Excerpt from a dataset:
= = = = = = =

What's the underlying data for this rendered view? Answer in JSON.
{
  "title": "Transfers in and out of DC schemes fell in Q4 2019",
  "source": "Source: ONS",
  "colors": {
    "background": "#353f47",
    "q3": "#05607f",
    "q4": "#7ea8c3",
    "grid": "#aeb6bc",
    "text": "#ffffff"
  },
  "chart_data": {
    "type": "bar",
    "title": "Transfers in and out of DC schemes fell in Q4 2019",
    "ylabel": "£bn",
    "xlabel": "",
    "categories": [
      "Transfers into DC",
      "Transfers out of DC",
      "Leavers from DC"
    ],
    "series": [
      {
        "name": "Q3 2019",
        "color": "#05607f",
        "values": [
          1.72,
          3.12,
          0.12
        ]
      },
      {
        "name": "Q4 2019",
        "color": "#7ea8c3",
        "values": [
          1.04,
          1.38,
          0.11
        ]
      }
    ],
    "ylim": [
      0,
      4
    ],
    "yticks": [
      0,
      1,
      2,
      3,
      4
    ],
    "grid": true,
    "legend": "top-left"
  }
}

= = = = = = =

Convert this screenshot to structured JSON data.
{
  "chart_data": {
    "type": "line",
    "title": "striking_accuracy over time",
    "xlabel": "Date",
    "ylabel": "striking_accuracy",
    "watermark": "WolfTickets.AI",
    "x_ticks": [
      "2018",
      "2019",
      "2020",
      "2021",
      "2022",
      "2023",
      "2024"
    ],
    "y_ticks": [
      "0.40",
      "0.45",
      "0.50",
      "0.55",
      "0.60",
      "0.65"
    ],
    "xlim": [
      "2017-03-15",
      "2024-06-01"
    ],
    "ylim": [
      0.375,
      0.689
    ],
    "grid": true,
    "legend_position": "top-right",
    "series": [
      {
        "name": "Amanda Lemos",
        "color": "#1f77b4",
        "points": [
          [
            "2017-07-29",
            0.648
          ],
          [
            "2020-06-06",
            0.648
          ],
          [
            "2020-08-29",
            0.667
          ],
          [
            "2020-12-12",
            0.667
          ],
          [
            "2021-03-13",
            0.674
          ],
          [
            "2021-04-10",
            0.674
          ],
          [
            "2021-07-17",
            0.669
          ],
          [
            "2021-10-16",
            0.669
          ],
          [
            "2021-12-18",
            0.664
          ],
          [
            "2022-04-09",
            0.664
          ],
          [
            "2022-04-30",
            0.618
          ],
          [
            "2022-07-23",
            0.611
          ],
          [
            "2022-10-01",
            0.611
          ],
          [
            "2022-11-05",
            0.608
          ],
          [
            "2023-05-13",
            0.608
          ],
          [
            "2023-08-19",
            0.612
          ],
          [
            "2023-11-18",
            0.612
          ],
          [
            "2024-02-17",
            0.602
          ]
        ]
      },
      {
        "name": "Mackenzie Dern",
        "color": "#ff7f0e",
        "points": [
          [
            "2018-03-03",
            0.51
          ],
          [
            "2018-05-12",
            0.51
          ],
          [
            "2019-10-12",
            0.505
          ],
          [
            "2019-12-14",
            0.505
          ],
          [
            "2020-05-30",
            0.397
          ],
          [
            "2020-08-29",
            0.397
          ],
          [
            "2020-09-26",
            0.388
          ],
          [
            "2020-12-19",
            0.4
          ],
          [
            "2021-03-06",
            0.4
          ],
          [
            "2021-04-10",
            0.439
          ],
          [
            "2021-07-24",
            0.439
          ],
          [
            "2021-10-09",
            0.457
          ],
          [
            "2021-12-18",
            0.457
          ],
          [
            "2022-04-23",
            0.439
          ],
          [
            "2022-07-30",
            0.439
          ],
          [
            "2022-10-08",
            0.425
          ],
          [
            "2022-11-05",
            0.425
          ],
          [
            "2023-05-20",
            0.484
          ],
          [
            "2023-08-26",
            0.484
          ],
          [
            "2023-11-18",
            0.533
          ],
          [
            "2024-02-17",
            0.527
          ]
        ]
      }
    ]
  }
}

= = = = = = =

Task goal: From the listing above, pick out every line containing "ylabel".

Solution to the exercise:
    "ylabel": "£bn",
    "ylabel": "striking_accuracy",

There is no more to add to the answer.